### Source passage ###

After IRB approval, we compiled a large (n = 888), molecularly-annotated database of CMML patients seen at two US medical centers (Mayo Clinic and MD Anderson) via retrospective chart review. All statistical analyses considered the clinical and laboratory parameters obtained at the time of presentation. The cohort was divided into dCMML and pCMML subgroups, which were analyzed independently alongside the entire cohort. Categorical variables were compared by Fisher exact or Pearson χ2 tests and continuous variables by Mann-Whitney U tests. Univariate and multivariate analyses were performed using Cox proportional hazards regression models. Survival was assessed via the Kaplan-Meier method. P-values < 0.05 were considered significant. Calculations were performed using the BlueSky Statistics (v10.3.1) interface for R.


We identified 474 (54%) dCMML cases and 410 (46%) pCMML cases with median age 71 years and 67% males. Patients with pCMML were more likely to have higher AMC (5.1 vs 1.5 x 109/L, p < 0.0001), circulating immature myeloid cells (IMC; 65% vs 36%, p < 0.0001) and abnormal karyotypes (37% vs 30%, p = 0.0187). They were also overrepresented in higher-risk categories of the MMM and CMM compared to dCMML (p < 0.0001 for each model). The number of somatic mutations was higher in pCMML than dCMML (mean 3.0 vs 2.6, p = 0.0050). Mutations in ASXL1 (53% vs 39%), NRAS (21% vs 11%), CBL (18% vs 12%), SETBP1 (14% vs 7%), JAK2 (10% vs 3%), CEBPA (5% vs 2%), GATA2 (3% vs 0%), and FLT3 (3% vs 1%) were more frequent while mutations in TET2 (38% vs 48%), SF3B1 (2% vs 8%), ZRSR2 (2% vs 8%), and NPM1 (1% vs 3%) were less frequent in pCMML compared to dCMML, respectively (p < 0.05 for all).

###

Write out the passage on the CMML patient study from "We identified 474" up to and including "0.05 for all).", keeping every word the same.

### Listed records ###

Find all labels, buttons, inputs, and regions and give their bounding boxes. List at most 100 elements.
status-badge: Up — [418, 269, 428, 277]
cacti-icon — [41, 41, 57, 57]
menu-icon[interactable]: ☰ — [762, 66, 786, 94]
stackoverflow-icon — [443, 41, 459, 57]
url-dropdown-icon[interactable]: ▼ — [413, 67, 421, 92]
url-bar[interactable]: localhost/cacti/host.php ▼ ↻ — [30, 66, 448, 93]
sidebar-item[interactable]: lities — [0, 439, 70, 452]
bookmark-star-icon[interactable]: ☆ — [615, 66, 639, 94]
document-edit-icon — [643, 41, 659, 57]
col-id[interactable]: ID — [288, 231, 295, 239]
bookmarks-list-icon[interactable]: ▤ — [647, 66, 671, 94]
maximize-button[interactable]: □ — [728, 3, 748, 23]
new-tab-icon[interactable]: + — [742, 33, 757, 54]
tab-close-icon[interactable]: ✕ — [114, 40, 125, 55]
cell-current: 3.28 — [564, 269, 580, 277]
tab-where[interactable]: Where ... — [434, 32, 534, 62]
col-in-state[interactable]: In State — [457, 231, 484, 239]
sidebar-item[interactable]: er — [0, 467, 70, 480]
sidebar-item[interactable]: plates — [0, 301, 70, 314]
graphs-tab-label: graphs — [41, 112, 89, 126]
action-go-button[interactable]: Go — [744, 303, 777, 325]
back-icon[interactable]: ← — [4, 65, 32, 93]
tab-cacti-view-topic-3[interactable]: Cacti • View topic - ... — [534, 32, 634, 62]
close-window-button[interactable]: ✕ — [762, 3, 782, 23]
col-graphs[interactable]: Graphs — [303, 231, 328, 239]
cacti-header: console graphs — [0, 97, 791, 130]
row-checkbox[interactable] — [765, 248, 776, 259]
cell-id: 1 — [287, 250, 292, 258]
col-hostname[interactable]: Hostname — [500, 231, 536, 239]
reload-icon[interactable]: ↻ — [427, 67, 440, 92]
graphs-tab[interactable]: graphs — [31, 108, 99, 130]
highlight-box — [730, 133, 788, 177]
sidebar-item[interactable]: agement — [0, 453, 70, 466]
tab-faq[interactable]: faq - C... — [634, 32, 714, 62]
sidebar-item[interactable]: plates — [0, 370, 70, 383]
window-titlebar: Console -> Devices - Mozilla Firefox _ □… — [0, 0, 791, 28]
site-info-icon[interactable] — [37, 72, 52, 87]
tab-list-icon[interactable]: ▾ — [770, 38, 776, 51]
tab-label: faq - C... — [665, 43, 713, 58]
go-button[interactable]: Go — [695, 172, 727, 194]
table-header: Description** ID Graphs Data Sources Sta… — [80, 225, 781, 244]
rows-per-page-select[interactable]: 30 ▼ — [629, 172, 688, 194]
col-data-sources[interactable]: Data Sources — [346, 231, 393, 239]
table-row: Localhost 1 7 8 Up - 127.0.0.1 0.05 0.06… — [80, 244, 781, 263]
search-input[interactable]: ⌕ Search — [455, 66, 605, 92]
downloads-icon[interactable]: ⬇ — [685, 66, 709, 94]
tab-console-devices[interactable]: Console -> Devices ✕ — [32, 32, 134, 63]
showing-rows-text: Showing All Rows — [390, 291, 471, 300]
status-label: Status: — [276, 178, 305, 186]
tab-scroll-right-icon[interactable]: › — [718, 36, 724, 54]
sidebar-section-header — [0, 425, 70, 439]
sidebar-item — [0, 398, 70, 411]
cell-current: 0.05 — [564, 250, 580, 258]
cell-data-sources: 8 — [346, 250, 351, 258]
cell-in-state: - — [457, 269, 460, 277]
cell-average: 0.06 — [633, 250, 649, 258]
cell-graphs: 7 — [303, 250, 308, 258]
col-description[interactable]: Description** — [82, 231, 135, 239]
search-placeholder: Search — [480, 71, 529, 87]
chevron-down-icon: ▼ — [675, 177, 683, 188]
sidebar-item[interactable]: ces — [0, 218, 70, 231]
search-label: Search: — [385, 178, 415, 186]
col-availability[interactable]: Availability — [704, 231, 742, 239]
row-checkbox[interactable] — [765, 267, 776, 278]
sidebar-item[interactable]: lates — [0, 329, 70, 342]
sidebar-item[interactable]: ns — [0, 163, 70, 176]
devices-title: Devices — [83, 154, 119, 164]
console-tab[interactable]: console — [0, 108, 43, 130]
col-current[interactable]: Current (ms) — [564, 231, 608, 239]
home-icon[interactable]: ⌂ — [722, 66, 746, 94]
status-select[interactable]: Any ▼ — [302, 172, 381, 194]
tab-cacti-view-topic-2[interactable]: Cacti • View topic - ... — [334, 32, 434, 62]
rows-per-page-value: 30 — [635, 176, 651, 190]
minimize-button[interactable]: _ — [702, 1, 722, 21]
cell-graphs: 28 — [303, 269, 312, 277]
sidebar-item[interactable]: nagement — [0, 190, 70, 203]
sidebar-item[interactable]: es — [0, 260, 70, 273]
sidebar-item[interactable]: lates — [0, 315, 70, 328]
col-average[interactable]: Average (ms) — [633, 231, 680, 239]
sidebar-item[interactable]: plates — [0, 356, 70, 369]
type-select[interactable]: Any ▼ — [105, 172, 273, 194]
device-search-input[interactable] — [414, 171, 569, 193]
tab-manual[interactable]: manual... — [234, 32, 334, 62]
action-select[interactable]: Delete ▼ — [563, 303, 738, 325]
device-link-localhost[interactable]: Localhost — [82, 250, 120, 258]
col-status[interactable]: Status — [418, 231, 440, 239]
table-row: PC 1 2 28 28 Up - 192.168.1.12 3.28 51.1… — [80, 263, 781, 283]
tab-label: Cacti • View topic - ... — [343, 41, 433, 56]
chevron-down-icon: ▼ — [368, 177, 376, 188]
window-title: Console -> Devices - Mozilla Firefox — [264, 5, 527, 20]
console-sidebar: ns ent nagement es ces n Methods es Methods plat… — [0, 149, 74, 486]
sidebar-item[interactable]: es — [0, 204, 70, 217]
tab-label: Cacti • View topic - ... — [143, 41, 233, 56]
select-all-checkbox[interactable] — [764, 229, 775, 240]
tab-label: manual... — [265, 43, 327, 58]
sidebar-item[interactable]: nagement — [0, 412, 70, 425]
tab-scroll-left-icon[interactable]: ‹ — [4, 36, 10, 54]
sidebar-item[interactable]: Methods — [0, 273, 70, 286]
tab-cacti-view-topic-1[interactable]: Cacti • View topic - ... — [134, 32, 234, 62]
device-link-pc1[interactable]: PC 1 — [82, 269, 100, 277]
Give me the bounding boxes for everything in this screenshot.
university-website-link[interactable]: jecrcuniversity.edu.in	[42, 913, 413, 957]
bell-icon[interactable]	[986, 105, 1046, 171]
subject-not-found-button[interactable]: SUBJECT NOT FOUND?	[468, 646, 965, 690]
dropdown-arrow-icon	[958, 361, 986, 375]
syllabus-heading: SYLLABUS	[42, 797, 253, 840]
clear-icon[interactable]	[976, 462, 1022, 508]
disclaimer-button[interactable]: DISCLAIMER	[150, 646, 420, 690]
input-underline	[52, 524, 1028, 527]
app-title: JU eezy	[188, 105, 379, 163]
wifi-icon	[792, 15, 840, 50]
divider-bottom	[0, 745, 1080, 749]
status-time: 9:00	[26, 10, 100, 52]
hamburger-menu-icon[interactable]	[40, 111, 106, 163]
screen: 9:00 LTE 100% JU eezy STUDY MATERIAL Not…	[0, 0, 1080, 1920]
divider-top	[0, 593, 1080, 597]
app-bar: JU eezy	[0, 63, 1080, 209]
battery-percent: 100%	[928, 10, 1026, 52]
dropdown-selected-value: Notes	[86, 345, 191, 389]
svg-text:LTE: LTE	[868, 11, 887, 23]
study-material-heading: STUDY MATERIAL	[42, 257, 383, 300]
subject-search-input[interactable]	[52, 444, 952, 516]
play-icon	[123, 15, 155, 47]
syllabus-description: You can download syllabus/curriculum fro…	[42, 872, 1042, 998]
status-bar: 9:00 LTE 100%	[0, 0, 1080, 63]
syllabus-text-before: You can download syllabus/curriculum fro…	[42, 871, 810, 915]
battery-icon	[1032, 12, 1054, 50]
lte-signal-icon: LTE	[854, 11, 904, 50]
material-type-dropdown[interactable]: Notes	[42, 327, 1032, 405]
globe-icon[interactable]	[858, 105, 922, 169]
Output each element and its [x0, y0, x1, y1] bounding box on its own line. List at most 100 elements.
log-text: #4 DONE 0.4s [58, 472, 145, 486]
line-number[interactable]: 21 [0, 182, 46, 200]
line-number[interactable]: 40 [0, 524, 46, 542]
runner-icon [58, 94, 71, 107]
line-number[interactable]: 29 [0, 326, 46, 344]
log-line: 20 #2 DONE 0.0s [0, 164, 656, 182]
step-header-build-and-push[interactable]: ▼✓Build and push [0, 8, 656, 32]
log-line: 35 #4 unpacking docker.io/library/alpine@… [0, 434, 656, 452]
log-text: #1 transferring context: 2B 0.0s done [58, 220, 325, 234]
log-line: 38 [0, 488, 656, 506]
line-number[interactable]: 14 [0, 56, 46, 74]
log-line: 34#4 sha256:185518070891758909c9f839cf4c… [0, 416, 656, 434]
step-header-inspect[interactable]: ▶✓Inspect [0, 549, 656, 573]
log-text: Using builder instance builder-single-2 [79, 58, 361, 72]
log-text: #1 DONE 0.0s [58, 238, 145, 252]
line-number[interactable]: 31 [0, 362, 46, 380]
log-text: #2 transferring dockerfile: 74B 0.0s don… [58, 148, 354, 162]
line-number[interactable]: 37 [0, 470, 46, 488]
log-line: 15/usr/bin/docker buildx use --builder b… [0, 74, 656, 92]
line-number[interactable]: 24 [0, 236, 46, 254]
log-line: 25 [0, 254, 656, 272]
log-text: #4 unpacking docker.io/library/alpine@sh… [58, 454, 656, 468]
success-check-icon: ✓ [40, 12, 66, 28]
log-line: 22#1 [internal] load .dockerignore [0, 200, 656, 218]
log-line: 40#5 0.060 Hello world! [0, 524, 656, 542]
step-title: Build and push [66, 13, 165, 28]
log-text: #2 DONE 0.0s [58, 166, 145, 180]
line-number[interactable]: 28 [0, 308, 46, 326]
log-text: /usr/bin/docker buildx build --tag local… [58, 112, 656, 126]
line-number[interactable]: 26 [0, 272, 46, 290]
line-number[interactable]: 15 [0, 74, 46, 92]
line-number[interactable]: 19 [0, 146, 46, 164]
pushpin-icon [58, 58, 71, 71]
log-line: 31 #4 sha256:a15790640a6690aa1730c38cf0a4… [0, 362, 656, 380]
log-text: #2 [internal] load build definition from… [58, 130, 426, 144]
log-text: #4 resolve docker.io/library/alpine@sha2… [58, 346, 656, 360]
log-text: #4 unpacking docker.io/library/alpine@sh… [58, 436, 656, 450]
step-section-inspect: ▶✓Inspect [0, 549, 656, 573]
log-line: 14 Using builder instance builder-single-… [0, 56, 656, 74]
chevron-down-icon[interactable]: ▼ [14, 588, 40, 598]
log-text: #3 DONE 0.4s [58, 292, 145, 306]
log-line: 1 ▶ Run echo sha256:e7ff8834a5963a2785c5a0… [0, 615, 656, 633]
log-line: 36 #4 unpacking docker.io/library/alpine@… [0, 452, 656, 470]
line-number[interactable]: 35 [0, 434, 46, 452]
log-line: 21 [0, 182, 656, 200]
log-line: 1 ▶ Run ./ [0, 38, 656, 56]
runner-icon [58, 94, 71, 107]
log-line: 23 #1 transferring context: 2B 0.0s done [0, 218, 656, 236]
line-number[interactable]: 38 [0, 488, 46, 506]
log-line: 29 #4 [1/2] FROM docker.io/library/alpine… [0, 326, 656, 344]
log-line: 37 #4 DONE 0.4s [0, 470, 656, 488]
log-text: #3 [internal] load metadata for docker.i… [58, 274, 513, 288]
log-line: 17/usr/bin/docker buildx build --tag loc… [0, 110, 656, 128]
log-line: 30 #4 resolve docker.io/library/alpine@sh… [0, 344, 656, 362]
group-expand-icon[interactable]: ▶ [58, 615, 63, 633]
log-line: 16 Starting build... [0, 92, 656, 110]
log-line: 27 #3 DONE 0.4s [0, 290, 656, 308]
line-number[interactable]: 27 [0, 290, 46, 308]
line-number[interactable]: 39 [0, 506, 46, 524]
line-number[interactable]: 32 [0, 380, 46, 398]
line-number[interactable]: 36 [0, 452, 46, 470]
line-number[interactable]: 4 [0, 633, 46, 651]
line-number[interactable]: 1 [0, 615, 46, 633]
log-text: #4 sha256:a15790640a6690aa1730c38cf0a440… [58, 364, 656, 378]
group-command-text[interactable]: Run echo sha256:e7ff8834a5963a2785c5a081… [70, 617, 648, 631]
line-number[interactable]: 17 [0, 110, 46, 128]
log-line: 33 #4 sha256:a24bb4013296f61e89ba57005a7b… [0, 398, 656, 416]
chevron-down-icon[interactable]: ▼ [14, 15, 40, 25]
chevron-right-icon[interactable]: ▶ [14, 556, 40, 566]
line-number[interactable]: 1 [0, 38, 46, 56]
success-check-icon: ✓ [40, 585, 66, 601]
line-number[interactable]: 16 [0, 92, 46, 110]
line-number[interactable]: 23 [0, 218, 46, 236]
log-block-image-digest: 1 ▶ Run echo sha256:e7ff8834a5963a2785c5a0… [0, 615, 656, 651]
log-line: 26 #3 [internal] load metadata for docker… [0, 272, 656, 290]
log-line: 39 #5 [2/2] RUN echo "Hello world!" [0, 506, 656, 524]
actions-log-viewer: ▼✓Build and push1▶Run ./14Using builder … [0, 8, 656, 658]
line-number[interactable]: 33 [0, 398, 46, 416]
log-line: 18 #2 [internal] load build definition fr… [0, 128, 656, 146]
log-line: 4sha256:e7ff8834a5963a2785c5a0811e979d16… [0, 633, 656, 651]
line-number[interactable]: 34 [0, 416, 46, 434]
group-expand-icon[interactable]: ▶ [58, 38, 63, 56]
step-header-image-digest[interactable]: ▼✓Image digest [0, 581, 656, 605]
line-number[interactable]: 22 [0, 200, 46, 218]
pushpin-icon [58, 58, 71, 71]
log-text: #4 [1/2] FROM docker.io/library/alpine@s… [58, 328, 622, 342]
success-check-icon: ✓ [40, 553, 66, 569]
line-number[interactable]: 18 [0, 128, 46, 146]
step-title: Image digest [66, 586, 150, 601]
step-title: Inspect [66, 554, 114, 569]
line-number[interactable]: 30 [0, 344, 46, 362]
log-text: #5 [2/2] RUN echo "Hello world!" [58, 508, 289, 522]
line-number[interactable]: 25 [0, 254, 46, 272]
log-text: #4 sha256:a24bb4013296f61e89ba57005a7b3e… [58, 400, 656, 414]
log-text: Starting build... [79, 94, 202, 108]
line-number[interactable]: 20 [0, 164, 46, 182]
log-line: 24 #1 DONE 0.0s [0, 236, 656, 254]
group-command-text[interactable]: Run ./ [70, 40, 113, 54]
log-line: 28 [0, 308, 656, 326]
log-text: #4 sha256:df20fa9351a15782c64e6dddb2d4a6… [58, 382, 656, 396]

###

Result:
We identified 474 (54%) dCMML cases and 410 (46%) pCMML cases with median age 71 years and 67% males. Patients with pCMML were more likely to have higher AMC (5.1 vs 1.5 x 109/L, p < 0.0001), circulating immature myeloid cells (IMC; 65% vs 36%, p < 0.0001) and abnormal karyotypes (37% vs 30%, p = 0.0187). They were also overrepresented in higher-risk categories of the MMM and CMM compared to dCMML (p < 0.0001 for each model). The number of somatic mutations was higher in pCMML than dCMML (mean 3.0 vs 2.6, p = 0.0050). Mutations in ASXL1 (53% vs 39%), NRAS (21% vs 11%), CBL (18% vs 12%), SETBP1 (14% vs 7%), JAK2 (10% vs 3%), CEBPA (5% vs 2%), GATA2 (3% vs 0%), and FLT3 (3% vs 1%) were more frequent while mutations in TET2 (38% vs 48%), SF3B1 (2% vs 8%), ZRSR2 (2% vs 8%), and NPM1 (1% vs 3%) were less frequent in pCMML compared to dCMML, respectively (p < 0.05 for all).